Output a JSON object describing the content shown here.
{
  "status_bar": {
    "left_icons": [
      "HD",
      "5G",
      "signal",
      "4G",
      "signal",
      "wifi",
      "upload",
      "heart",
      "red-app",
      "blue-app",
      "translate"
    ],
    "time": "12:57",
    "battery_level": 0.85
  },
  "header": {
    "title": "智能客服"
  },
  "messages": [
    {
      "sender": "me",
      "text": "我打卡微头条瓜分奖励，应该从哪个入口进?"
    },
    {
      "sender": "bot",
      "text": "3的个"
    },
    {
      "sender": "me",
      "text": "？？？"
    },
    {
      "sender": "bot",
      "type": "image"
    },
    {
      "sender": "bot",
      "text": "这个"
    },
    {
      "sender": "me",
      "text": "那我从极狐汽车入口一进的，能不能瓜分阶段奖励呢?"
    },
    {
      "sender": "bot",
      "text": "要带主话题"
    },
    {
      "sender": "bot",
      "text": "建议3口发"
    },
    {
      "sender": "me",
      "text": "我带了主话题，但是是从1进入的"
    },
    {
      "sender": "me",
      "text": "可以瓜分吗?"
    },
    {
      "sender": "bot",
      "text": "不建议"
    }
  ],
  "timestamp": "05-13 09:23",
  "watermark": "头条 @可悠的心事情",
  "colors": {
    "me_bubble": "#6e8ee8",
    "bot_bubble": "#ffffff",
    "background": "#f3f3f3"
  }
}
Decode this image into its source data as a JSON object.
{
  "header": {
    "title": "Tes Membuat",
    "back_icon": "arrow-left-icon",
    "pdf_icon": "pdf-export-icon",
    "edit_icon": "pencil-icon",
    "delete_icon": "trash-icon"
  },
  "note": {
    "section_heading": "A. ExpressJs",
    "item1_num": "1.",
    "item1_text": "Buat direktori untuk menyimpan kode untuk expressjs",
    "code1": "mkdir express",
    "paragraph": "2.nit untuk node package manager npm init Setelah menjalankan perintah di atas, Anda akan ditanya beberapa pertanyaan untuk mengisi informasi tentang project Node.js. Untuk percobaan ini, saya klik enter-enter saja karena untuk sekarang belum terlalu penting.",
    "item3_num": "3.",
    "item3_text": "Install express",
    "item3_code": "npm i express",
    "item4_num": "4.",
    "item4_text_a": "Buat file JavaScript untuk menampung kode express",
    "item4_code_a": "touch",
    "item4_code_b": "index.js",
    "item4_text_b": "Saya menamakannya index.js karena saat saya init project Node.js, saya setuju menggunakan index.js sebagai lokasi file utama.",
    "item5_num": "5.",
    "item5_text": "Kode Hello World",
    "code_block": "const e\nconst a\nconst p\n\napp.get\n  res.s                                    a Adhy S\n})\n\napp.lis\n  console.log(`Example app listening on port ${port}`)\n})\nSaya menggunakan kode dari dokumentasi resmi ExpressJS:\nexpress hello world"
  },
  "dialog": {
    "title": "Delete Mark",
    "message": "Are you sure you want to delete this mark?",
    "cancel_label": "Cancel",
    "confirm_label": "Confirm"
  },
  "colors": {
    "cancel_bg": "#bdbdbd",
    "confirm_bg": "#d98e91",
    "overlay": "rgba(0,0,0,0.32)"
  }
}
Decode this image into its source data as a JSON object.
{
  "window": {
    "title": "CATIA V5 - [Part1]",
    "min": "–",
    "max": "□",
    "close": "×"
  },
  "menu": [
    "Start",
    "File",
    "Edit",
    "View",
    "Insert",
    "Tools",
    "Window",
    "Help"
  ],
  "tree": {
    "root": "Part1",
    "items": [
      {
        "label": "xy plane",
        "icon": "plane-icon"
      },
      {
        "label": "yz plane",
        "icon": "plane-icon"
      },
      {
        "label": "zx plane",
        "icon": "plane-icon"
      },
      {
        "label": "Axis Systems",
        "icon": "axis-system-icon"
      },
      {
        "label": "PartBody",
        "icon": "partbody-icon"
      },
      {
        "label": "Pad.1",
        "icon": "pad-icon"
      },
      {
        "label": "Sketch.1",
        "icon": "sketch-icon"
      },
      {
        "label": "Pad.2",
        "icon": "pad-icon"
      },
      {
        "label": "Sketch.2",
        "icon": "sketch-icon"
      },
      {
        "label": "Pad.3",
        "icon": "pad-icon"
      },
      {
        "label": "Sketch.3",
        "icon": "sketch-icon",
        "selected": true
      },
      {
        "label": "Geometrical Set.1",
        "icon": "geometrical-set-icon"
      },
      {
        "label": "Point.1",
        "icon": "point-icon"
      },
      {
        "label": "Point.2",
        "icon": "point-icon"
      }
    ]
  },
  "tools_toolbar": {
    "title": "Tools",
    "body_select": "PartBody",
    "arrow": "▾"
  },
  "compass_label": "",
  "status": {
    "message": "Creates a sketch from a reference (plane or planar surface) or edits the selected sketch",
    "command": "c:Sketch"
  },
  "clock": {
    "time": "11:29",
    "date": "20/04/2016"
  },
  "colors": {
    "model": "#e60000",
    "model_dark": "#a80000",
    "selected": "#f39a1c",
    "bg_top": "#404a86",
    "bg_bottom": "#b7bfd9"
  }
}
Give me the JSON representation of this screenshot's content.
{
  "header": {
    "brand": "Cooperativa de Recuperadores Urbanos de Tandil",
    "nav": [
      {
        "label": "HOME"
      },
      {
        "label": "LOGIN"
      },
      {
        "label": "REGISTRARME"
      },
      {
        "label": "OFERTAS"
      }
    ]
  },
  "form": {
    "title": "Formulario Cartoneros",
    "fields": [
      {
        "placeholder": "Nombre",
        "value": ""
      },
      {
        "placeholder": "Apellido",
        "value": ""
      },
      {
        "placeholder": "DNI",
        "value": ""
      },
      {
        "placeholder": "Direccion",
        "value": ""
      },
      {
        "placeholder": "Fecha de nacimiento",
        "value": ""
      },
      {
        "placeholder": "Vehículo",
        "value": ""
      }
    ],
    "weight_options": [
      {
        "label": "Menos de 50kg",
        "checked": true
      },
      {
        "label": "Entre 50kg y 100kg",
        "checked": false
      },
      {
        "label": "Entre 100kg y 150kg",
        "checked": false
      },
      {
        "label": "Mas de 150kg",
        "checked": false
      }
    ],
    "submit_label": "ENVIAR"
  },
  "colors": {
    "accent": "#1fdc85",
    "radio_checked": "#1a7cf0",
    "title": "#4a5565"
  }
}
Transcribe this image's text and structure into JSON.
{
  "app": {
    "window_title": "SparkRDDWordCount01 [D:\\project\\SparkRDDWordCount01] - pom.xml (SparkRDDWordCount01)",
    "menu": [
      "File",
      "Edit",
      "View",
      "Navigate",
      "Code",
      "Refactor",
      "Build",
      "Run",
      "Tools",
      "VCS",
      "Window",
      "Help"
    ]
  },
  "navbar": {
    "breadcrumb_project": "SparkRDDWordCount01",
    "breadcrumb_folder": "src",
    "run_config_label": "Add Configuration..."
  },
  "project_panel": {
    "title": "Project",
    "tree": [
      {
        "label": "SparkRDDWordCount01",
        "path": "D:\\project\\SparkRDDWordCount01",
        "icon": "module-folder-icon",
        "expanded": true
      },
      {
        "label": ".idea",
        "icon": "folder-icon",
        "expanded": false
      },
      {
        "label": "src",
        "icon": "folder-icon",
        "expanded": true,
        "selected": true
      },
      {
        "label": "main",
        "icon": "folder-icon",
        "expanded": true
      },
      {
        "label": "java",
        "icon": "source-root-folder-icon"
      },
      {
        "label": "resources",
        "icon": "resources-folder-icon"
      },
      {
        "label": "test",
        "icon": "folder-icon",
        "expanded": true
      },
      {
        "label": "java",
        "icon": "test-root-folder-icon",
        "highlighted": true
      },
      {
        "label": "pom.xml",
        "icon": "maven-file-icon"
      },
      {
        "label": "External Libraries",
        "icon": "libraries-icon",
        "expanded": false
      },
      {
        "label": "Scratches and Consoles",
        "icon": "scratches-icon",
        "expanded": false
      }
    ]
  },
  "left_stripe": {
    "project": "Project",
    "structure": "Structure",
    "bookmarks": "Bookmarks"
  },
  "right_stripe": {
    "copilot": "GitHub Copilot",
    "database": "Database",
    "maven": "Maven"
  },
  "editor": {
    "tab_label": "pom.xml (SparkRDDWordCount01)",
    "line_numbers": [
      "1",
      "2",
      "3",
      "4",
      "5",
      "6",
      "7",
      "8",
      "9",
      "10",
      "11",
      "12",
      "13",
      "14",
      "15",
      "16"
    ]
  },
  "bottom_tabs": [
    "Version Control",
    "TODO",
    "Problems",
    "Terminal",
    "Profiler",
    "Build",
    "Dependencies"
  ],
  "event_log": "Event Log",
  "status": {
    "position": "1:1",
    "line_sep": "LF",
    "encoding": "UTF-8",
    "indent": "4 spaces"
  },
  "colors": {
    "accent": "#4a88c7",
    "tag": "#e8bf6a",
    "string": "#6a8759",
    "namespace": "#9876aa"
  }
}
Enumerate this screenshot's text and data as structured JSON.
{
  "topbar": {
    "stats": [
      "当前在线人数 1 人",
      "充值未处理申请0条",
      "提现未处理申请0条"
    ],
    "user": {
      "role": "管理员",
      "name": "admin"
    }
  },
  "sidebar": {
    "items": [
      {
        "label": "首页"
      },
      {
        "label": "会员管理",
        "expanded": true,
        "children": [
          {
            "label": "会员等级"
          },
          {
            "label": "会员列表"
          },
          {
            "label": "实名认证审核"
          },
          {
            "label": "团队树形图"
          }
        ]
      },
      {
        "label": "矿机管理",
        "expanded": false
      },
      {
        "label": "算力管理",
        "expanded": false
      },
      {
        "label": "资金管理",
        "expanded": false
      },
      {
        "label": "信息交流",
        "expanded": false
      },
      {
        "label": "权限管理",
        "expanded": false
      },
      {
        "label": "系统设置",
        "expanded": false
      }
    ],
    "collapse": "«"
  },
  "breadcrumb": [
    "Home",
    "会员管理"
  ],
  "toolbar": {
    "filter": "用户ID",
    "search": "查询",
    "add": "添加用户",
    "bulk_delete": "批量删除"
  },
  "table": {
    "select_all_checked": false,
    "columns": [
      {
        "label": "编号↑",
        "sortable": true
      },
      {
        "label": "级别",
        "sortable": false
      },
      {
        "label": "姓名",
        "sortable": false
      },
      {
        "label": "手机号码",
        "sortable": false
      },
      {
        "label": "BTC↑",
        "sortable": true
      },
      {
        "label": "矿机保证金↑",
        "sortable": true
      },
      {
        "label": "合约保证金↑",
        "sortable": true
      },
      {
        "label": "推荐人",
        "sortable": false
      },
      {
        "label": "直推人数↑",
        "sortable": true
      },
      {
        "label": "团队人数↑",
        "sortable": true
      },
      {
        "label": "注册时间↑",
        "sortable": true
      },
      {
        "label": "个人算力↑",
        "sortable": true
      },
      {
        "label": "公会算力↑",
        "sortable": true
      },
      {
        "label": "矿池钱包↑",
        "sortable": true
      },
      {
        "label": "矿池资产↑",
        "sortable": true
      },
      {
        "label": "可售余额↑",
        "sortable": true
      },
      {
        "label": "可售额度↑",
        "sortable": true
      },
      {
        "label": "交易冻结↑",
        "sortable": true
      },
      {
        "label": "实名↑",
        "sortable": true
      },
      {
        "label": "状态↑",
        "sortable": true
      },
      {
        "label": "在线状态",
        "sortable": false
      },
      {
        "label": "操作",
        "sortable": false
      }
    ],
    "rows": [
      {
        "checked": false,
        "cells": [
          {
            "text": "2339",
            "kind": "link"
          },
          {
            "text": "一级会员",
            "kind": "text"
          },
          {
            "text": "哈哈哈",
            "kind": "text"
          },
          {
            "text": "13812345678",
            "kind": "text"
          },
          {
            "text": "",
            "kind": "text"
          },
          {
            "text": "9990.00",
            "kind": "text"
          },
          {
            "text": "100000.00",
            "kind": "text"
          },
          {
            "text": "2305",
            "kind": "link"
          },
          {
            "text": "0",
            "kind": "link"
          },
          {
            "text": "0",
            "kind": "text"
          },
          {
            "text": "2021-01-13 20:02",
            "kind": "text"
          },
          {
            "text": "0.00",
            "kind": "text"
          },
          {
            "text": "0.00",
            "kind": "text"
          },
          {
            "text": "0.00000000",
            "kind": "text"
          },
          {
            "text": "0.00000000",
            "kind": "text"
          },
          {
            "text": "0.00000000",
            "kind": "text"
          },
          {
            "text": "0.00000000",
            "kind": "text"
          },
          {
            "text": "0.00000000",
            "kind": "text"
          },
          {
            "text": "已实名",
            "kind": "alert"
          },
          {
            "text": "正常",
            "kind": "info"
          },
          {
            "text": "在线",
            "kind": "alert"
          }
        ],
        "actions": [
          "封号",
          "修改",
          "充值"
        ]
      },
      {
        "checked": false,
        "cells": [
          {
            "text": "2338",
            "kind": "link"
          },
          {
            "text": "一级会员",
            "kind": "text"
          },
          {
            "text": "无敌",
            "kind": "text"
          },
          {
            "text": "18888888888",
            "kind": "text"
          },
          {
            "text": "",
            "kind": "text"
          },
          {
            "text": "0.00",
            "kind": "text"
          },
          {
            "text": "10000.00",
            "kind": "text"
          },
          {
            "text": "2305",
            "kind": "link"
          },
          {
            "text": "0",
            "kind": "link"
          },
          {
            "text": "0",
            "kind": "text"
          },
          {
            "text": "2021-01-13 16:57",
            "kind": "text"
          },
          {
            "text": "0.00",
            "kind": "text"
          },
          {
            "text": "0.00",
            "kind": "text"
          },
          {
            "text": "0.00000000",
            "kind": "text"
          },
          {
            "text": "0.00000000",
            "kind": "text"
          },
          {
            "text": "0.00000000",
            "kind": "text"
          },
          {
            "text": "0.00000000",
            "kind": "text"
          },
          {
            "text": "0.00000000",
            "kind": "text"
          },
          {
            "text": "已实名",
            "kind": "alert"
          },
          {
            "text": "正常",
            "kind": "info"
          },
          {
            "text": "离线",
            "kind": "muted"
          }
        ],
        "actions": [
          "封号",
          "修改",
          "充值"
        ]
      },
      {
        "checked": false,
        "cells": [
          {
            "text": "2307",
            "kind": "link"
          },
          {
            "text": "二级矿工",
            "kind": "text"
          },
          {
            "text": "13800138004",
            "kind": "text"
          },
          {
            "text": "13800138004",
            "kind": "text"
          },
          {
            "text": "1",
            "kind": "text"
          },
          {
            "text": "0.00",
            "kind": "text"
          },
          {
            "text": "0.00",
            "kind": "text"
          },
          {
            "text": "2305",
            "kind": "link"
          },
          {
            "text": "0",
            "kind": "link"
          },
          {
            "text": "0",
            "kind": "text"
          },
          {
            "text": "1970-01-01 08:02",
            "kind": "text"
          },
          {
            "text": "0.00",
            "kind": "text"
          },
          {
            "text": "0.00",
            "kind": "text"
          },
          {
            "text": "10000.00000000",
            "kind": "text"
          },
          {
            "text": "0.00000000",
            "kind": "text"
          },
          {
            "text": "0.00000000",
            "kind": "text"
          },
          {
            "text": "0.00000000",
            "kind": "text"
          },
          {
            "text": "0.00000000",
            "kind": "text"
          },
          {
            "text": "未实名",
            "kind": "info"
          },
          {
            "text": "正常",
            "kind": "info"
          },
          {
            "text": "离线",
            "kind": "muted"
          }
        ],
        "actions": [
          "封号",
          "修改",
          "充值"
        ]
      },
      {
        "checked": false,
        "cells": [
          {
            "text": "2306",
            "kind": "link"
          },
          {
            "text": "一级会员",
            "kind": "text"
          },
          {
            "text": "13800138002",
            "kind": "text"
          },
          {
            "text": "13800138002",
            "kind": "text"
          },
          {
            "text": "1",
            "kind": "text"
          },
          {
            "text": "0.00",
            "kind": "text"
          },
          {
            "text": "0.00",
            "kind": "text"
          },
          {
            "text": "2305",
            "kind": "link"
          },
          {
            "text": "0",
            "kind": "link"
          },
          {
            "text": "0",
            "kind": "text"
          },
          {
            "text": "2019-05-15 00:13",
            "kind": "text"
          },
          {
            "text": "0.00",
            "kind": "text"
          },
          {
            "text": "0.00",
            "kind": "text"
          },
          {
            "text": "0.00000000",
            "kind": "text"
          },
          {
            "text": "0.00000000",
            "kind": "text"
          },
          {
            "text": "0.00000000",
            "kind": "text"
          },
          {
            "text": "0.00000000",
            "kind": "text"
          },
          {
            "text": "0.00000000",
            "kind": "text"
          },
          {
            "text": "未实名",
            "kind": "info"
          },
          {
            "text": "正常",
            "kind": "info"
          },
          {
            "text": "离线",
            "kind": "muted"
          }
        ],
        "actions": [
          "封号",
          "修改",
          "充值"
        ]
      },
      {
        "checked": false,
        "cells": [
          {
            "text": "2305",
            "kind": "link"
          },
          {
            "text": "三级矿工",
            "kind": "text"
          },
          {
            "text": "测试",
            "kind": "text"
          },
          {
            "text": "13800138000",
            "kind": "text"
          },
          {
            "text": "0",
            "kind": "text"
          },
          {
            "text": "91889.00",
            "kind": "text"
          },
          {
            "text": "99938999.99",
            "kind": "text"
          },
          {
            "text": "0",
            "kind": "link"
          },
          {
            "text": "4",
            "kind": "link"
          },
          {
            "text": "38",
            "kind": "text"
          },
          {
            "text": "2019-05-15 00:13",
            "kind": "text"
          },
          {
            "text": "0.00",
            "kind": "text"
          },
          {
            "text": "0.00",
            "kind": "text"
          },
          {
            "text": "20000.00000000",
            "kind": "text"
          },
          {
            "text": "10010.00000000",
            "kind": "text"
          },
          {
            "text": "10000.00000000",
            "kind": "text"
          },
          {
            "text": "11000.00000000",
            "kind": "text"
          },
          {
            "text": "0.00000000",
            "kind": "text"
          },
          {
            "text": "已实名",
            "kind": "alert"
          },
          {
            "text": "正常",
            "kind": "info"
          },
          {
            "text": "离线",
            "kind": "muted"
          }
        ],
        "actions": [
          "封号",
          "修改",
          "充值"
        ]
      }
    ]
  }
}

+--

_Set problem:_ Identify every line above with the string "init" in it. Copy those lines.

_Response for this exercise:_
    "paragraph": "2.nit untuk node package manager npm init Setelah menjalankan perintah di atas, Anda akan ditanya beberapa pertanyaan untuk mengisi informasi tentang project Node.js. Untuk percobaan ini, saya klik enter-enter saja karena untuk sekarang belum terlalu penting.",
    "item4_text_b": "Saya menamakannya index.js karena saat saya init project Node.js, saya setuju menggunakan index.js sebagai lokasi file utama.",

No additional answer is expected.